Figure contents as structured data:

__________________________________________________

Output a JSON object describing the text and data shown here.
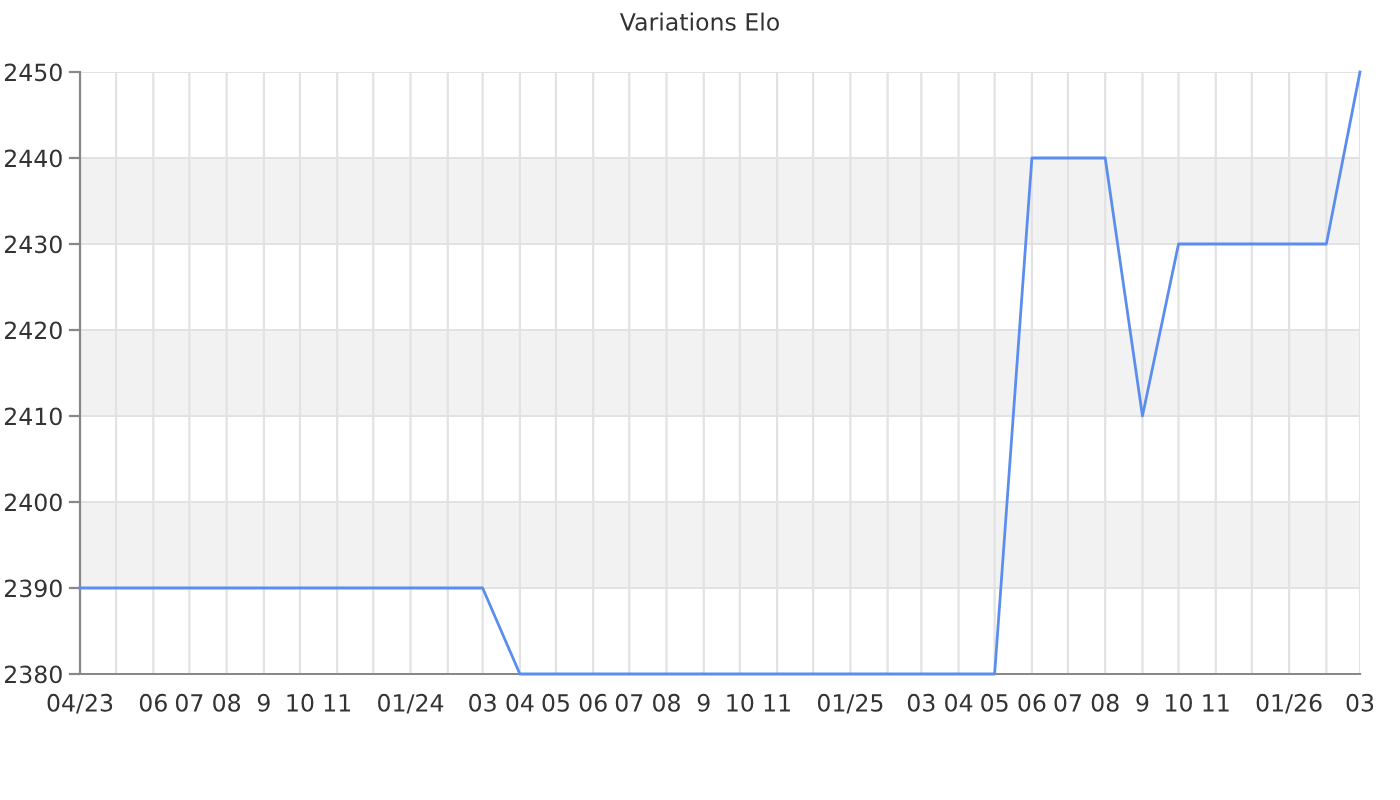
{
  "chart_data": {
    "type": "line",
    "title": "Variations Elo",
    "x": [
      "2023-04",
      "2023-05",
      "2023-06",
      "2023-07",
      "2023-08",
      "2023-09",
      "2023-10",
      "2023-11",
      "2023-12",
      "2024-01",
      "2024-02",
      "2024-03",
      "2024-04",
      "2024-05",
      "2024-06",
      "2024-07",
      "2024-08",
      "2024-09",
      "2024-10",
      "2024-11",
      "2024-12",
      "2025-01",
      "2025-02",
      "2025-03",
      "2025-04",
      "2025-05",
      "2025-06",
      "2025-07",
      "2025-08",
      "2025-09",
      "2025-10",
      "2025-11",
      "2025-12",
      "2026-01",
      "2026-02",
      "2026-03"
    ],
    "series": [
      {
        "color": "#5b8def",
        "values": [
          2390,
          2390,
          2390,
          2390,
          2390,
          2390,
          2390,
          2390,
          2390,
          2390,
          2390,
          2390,
          2380,
          2380,
          2380,
          2380,
          2380,
          2380,
          2380,
          2380,
          2380,
          2380,
          2380,
          2380,
          2380,
          2380,
          2440,
          2440,
          2440,
          2410,
          2430,
          2430,
          2430,
          2430,
          2430,
          2450
        ]
      }
    ],
    "xlim": [
      "2023-04",
      "2026-03"
    ],
    "ylim": [
      2380,
      2450
    ],
    "xticks": [
      {
        "value": "2023-04",
        "label": "04/23"
      },
      {
        "value": "2023-05",
        "label": null
      },
      {
        "value": "2023-06",
        "label": "06"
      },
      {
        "value": "2023-07",
        "label": "07"
      },
      {
        "value": "2023-08",
        "label": "08"
      },
      {
        "value": "2023-09",
        "label": "9"
      },
      {
        "value": "2023-10",
        "label": "10"
      },
      {
        "value": "2023-11",
        "label": "11"
      },
      {
        "value": "2023-12",
        "label": null
      },
      {
        "value": "2024-01",
        "label": "01/24"
      },
      {
        "value": "2024-02",
        "label": null
      },
      {
        "value": "2024-03",
        "label": "03"
      },
      {
        "value": "2024-04",
        "label": "04"
      },
      {
        "value": "2024-05",
        "label": "05"
      },
      {
        "value": "2024-06",
        "label": "06"
      },
      {
        "value": "2024-07",
        "label": "07"
      },
      {
        "value": "2024-08",
        "label": "08"
      },
      {
        "value": "2024-09",
        "label": "9"
      },
      {
        "value": "2024-10",
        "label": "10"
      },
      {
        "value": "2024-11",
        "label": "11"
      },
      {
        "value": "2024-12",
        "label": null
      },
      {
        "value": "2025-01",
        "label": "01/25"
      },
      {
        "value": "2025-02",
        "label": null
      },
      {
        "value": "2025-03",
        "label": "03"
      },
      {
        "value": "2025-04",
        "label": "04"
      },
      {
        "value": "2025-05",
        "label": "05"
      },
      {
        "value": "2025-06",
        "label": "06"
      },
      {
        "value": "2025-07",
        "label": "07"
      },
      {
        "value": "2025-08",
        "label": "08"
      },
      {
        "value": "2025-09",
        "label": "9"
      },
      {
        "value": "2025-10",
        "label": "10"
      },
      {
        "value": "2025-11",
        "label": "11"
      },
      {
        "value": "2025-12",
        "label": null
      },
      {
        "value": "2026-01",
        "label": "01/26"
      },
      {
        "value": "2026-02",
        "label": null
      },
      {
        "value": "2026-03",
        "label": "03"
      }
    ],
    "yticks": [
      2380,
      2390,
      2400,
      2410,
      2420,
      2430,
      2440,
      2450
    ],
    "grid": true,
    "bands": [
      {
        "axis": "y",
        "from": 2390,
        "to": 2400,
        "color": "#f2f2f2"
      },
      {
        "axis": "y",
        "from": 2410,
        "to": 2420,
        "color": "#f2f2f2"
      },
      {
        "axis": "y",
        "from": 2430,
        "to": 2440,
        "color": "#f2f2f2"
      }
    ]
  }
}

__________________________________________________

* What is asked: Reproduce the whole listing word for word, setting aside any pictures.

* Exercise output:
Output a JSON object describing the text and data shown here.
{
  "chart_data": {
    "type": "line",
    "title": "Variations Elo",
    "x": [
      "2023-04",
      "2023-05",
      "2023-06",
      "2023-07",
      "2023-08",
      "2023-09",
      "2023-10",
      "2023-11",
      "2023-12",
      "2024-01",
      "2024-02",
      "2024-03",
      "2024-04",
      "2024-05",
      "2024-06",
      "2024-07",
      "2024-08",
      "2024-09",
      "2024-10",
      "2024-11",
      "2024-12",
      "2025-01",
      "2025-02",
      "2025-03",
      "2025-04",
      "2025-05",
      "2025-06",
      "2025-07",
      "2025-08",
      "2025-09",
      "2025-10",
      "2025-11",
      "2025-12",
      "2026-01",
      "2026-02",
      "2026-03"
    ],
    "series": [
      {
        "color": "#5b8def",
        "values": [
          2390,
          2390,
          2390,
          2390,
          2390,
          2390,
          2390,
          2390,
          2390,
          2390,
          2390,
          2390,
          2380,
          2380,
          2380,
          2380,
          2380,
          2380,
          2380,
          2380,
          2380,
          2380,
          2380,
          2380,
          2380,
          2380,
          2440,
          2440,
          2440,
          2410,
          2430,
          2430,
          2430,
          2430,
          2430,
          2450
        ]
      }
    ],
    "xlim": [
      "2023-04",
      "2026-03"
    ],
    "ylim": [
      2380,
      2450
    ],
    "xticks": [
      {
        "value": "2023-04",
        "label": "04/23"
      },
      {
        "value": "2023-05",
        "label": null
      },
      {
        "value": "2023-06",
        "label": "06"
      },
      {
        "value": "2023-07",
        "label": "07"
      },
      {
        "value": "2023-08",
        "label": "08"
      },
      {
        "value": "2023-09",
        "label": "9"
      },
      {
        "value": "2023-10",
        "label": "10"
      },
      {
        "value": "2023-11",
        "label": "11"
      },
      {
        "value": "2023-12",
        "label": null
      },
      {
        "value": "2024-01",
        "label": "01/24"
      },
      {
        "value": "2024-02",
        "label": null
      },
      {
        "value": "2024-03",
        "label": "03"
      },
      {
        "value": "2024-04",
        "label": "04"
      },
      {
        "value": "2024-05",
        "label": "05"
      },
      {
        "value": "2024-06",
        "label": "06"
      },
      {
        "value": "2024-07",
        "label": "07"
      },
      {
        "value": "2024-08",
        "label": "08"
      },
      {
        "value": "2024-09",
        "label": "9"
      },
      {
        "value": "2024-10",
        "label": "10"
      },
      {
        "value": "2024-11",
        "label": "11"
      },
      {
        "value": "2024-12",
        "label": null
      },
      {
        "value": "2025-01",
        "label": "01/25"
      },
      {
        "value": "2025-02",
        "label": null
      },
      {
        "value": "2025-03",
        "label": "03"
      },
      {
        "value": "2025-04",
        "label": "04"
      },
      {
        "value": "2025-05",
        "label": "05"
      },
      {
        "value": "2025-06",
        "label": "06"
      },
      {
        "value": "2025-07",
        "label": "07"
      },
      {
        "value": "2025-08",
        "label": "08"
      },
      {
        "value": "2025-09",
        "label": "9"
      },
      {
        "value": "2025-10",
        "label": "10"
      },
      {
        "value": "2025-11",
        "label": "11"
      },
      {
        "value": "2025-12",
        "label": null
      },
      {
        "value": "2026-01",
        "label": "01/26"
      },
      {
        "value": "2026-02",
        "label": null
      },
      {
        "value": "2026-03",
        "label": "03"
      }
    ],
    "yticks": [
      2380,
      2390,
      2400,
      2410,
      2420,
      2430,
      2440,
      2450
    ],
    "grid": true,
    "bands": [
      {
        "axis": "y",
        "from": 2390,
        "to": 2400,
        "color": "#f2f2f2"
      },
      {
        "axis": "y",
        "from": 2410,
        "to": 2420,
        "color": "#f2f2f2"
      },
      {
        "axis": "y",
        "from": 2430,
        "to": 2440,
        "color": "#f2f2f2"
      }
    ]
  }
}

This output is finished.